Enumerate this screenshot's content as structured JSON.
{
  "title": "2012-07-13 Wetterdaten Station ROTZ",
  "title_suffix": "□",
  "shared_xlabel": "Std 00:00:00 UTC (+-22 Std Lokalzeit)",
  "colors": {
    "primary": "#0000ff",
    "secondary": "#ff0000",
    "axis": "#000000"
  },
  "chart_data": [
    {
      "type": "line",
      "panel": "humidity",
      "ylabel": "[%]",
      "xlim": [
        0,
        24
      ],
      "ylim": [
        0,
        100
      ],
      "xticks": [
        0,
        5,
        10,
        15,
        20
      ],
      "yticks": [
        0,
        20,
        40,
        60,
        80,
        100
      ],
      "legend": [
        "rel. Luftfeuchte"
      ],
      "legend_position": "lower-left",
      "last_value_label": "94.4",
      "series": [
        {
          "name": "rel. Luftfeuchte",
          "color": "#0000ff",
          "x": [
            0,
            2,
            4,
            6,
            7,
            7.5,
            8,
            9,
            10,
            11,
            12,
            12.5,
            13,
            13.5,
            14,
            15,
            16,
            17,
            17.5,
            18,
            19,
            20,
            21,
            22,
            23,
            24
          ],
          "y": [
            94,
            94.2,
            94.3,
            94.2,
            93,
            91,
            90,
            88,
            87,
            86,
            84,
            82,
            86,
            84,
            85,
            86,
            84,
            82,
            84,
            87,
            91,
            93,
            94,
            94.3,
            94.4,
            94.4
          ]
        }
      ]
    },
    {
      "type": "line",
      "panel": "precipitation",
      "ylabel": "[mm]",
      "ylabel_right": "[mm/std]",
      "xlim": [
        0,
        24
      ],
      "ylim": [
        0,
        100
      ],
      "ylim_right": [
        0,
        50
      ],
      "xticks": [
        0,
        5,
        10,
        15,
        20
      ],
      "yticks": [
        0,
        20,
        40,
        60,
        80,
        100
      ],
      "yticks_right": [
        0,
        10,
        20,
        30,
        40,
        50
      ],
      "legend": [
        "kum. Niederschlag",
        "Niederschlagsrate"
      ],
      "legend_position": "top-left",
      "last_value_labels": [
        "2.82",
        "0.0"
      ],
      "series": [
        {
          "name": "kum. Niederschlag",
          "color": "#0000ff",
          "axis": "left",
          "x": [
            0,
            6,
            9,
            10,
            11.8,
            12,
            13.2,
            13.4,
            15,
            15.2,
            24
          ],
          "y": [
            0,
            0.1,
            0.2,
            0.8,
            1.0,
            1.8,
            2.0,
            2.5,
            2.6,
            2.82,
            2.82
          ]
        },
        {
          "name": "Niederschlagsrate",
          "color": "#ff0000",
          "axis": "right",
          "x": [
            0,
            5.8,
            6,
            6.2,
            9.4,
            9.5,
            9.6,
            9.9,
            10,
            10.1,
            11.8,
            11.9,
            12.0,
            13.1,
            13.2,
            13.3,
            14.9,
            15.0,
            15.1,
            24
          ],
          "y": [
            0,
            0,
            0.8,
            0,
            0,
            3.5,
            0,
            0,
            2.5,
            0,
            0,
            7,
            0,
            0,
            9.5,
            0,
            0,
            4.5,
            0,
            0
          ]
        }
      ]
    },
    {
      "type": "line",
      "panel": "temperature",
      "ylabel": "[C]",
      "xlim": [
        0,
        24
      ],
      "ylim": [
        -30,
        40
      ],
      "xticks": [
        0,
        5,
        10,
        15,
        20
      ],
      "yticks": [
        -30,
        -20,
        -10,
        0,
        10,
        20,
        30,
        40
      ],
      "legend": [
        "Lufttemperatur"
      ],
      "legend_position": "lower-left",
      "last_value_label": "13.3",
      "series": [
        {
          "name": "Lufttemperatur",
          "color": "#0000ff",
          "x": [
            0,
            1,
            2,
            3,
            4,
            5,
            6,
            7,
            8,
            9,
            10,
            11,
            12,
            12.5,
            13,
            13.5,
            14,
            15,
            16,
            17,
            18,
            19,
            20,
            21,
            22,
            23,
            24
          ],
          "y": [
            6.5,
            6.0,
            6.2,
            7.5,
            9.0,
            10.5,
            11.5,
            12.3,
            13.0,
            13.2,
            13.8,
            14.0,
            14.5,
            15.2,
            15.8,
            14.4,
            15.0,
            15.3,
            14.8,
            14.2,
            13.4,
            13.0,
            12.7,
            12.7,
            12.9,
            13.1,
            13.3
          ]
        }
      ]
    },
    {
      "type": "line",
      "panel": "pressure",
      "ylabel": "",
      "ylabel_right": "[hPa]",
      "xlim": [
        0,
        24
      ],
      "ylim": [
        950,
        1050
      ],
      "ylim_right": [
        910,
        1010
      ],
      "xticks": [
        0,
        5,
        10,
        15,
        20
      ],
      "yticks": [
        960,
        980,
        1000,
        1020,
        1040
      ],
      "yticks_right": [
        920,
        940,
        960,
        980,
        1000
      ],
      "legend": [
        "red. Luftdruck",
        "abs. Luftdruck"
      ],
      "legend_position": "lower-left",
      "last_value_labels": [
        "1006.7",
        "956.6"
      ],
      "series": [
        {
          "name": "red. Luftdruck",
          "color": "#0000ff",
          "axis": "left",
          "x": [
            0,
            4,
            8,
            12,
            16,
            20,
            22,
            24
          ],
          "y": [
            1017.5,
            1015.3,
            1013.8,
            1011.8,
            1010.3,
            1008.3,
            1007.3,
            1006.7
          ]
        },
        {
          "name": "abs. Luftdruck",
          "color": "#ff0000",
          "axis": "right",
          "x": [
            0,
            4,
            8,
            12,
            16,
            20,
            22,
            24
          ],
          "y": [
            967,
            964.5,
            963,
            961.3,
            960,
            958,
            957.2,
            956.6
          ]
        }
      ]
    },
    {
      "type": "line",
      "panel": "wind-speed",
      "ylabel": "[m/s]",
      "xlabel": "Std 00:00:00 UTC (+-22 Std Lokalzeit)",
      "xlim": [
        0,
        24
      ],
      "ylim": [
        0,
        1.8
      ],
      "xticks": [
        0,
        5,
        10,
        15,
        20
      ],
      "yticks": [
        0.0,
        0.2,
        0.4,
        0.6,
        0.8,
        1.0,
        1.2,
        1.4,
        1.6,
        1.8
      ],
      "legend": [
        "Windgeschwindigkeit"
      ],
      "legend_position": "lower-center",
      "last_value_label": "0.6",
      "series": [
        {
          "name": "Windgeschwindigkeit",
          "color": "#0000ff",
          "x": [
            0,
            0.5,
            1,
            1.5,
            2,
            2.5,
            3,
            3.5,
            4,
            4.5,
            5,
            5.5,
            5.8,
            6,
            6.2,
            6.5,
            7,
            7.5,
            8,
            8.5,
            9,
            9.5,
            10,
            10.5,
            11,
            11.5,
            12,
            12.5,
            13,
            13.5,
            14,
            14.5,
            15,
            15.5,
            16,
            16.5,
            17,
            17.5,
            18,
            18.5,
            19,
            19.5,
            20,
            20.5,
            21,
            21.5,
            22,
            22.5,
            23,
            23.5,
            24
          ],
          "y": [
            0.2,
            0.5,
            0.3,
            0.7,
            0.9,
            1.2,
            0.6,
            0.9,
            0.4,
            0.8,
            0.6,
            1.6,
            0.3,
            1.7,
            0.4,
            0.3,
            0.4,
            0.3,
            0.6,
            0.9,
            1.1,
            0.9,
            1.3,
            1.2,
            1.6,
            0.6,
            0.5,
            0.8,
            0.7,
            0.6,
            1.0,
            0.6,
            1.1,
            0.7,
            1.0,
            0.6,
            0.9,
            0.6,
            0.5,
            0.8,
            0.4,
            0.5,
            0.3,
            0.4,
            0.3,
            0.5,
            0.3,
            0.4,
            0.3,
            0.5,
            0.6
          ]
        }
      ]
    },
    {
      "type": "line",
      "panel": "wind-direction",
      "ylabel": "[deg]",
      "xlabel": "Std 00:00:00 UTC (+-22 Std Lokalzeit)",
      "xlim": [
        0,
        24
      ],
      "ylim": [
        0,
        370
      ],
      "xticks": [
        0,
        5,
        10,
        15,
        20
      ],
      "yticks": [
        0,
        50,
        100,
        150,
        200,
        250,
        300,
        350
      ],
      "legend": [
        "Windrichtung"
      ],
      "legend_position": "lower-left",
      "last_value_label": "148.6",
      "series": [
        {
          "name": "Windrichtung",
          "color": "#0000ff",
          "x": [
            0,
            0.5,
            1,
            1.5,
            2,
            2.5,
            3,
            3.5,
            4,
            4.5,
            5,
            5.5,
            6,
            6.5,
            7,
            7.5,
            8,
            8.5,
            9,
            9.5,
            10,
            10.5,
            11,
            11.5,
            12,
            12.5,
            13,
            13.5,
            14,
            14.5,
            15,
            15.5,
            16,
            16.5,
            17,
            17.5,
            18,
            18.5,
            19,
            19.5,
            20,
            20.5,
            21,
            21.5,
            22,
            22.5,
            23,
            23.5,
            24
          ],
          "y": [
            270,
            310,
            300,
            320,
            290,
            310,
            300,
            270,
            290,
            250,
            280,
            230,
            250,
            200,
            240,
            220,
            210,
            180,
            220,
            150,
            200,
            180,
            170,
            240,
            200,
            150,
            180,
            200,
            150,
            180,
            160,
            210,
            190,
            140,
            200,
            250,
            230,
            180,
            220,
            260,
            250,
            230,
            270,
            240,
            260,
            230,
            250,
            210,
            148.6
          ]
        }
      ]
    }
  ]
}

========================================================================

▶ **AIM OF THE TASK**
Scan the lines for the string "panel". Copy out each line that matches.

▶ **RESULT OF THIS EXERCISE**
      "panel": "humidity",
      "panel": "precipitation",
      "panel": "temperature",
      "panel": "pressure",
      "panel": "wind-speed",
      "panel": "wind-direction",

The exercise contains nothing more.